__Task prompt__:
Return the entries verbatim and drop every picture.

__The records__:
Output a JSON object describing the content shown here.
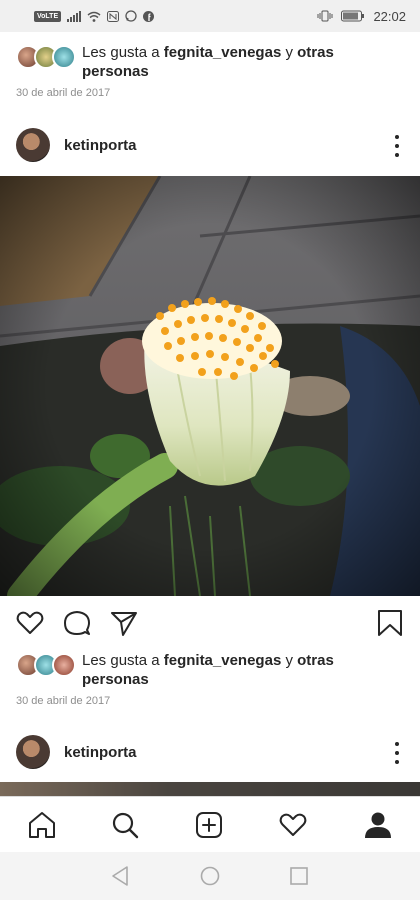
{
  "status_bar": {
    "network_badge": "VoLTE",
    "time": "22:02"
  },
  "post1": {
    "likes": {
      "prefix": "Les gusta a ",
      "user": "fegnita_venegas",
      "connector": " y ",
      "others": "otras personas"
    },
    "date": "30 de abril de 2017"
  },
  "post2": {
    "username": "ketinporta",
    "likes": {
      "prefix": "Les gusta a ",
      "user": "fegnita_venegas",
      "connector": " y ",
      "others": "otras personas"
    },
    "date": "30 de abril de 2017"
  },
  "post3": {
    "username": "ketinporta"
  },
  "bottom_nav": [
    "home-icon",
    "search-icon",
    "new-post-icon",
    "activity-icon",
    "profile-icon"
  ],
  "android_nav": [
    "back-icon",
    "home-circle-icon",
    "recents-icon"
  ]
}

__Solution to this task__:
Output a JSON object describing the content shown here.
{
  "status_bar": {
    "network_badge": "VoLTE",
    "time": "22:02"
  },
  "post1": {
    "likes": {
      "prefix": "Les gusta a ",
      "user": "fegnita_venegas",
      "connector": " y ",
      "others": "otras personas"
    },
    "date": "30 de abril de 2017"
  },
  "post2": {
    "username": "ketinporta",
    "likes": {
      "prefix": "Les gusta a ",
      "user": "fegnita_venegas",
      "connector": " y ",
      "others": "otras personas"
    },
    "date": "30 de abril de 2017"
  },
  "post3": {
    "username": "ketinporta"
  },
  "bottom_nav": [
    "home-icon",
    "search-icon",
    "new-post-icon",
    "activity-icon",
    "profile-icon"
  ],
  "android_nav": [
    "back-icon",
    "home-circle-icon",
    "recents-icon"
  ]
}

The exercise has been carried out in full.